* _INSTRUCTIONS FOR THE TASK_:
Extract each line holding the word "ccad" from the entries.

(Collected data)
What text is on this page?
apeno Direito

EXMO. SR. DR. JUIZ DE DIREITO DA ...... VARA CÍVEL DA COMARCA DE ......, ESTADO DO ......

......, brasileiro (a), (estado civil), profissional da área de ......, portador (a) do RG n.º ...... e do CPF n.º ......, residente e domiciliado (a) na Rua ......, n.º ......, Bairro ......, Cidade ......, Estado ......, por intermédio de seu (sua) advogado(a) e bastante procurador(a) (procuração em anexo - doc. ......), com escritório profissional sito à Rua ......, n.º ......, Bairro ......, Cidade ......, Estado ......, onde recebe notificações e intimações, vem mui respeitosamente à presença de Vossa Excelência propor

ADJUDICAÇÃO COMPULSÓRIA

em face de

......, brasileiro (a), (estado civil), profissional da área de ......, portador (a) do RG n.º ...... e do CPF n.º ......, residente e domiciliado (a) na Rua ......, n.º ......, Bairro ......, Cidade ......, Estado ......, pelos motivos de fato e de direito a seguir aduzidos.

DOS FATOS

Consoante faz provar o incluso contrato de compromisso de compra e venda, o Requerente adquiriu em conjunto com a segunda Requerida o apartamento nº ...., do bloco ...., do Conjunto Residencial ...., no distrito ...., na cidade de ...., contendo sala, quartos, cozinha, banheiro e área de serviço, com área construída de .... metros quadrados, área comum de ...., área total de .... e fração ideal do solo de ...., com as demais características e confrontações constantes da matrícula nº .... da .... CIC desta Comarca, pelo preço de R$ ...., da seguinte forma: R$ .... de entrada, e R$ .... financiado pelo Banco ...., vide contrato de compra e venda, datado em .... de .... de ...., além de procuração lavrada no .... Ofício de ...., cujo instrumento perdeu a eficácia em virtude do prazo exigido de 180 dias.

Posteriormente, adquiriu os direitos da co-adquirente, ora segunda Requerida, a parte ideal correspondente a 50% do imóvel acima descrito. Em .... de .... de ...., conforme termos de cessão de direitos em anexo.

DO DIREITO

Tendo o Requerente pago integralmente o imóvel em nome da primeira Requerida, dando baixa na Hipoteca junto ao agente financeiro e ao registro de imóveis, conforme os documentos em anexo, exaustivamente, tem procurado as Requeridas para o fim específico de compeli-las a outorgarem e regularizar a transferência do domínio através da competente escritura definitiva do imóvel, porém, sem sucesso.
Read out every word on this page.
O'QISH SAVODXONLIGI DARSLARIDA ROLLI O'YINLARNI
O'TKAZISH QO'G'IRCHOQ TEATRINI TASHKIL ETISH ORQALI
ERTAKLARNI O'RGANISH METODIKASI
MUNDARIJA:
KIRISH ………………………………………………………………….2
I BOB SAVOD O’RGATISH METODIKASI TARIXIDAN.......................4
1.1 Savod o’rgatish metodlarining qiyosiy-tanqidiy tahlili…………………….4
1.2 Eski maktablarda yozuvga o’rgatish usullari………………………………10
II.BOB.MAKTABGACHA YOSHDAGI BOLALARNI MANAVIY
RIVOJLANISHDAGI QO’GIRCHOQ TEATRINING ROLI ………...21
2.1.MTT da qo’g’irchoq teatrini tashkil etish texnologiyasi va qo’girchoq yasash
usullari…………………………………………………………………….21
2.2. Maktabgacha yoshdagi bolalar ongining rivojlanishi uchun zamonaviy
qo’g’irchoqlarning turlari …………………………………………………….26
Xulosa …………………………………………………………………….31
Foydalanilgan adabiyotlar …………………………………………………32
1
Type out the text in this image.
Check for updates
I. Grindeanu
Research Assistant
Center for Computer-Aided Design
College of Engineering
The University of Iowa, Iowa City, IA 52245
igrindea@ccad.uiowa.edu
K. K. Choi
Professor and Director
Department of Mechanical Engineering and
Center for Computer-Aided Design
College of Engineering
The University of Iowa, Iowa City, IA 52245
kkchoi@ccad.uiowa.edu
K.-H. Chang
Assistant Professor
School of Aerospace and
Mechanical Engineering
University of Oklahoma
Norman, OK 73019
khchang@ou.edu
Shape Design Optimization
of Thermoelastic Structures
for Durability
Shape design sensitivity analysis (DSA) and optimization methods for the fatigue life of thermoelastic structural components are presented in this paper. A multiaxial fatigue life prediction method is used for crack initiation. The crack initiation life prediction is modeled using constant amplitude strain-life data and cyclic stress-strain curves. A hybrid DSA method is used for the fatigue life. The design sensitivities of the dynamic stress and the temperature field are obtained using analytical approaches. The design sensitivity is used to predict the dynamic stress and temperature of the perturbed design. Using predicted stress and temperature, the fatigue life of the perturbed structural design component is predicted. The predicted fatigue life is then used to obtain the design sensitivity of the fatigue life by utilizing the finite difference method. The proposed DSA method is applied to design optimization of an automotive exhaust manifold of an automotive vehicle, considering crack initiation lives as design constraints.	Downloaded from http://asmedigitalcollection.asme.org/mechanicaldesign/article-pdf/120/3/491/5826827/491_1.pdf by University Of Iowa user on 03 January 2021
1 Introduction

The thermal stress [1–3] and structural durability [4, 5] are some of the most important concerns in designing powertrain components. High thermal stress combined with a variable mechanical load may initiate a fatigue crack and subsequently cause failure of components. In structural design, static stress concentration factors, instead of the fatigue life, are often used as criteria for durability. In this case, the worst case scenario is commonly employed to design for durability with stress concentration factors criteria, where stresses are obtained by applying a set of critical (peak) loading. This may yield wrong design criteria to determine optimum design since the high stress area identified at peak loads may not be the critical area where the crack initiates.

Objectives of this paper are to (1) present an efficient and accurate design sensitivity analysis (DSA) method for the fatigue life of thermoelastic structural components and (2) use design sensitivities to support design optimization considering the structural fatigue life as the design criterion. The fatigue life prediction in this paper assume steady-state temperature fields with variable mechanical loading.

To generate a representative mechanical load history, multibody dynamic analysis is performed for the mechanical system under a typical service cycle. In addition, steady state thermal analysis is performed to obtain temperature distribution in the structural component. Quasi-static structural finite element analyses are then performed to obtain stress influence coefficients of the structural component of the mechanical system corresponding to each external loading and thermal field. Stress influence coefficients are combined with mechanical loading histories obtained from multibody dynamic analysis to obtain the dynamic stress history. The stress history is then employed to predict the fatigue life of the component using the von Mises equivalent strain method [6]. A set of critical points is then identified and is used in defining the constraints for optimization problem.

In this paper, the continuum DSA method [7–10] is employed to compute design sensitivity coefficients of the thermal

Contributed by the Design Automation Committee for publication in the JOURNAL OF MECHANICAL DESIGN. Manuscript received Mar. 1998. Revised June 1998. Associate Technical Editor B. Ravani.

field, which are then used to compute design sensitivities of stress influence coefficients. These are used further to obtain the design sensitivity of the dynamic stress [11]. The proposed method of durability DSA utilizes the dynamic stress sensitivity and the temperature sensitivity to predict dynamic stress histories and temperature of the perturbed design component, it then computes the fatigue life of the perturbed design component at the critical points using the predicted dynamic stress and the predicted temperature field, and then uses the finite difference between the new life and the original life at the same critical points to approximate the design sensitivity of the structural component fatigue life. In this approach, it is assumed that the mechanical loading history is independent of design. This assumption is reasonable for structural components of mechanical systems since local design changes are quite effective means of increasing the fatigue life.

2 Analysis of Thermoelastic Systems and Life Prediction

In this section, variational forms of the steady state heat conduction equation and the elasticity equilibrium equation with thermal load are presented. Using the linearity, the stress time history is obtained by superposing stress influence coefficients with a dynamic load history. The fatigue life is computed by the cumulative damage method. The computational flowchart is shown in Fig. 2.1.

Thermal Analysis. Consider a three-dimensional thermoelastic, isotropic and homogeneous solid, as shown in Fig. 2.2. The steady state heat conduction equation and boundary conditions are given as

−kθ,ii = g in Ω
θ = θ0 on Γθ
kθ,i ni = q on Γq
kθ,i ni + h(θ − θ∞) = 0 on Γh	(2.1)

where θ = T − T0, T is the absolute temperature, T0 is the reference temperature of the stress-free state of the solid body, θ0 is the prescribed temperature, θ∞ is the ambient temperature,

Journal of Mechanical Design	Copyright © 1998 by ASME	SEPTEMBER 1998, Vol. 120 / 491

* _RESULT BELOW_:
igrindea@ccad.uiowa.edu
kkchoi@ccad.uiowa.edu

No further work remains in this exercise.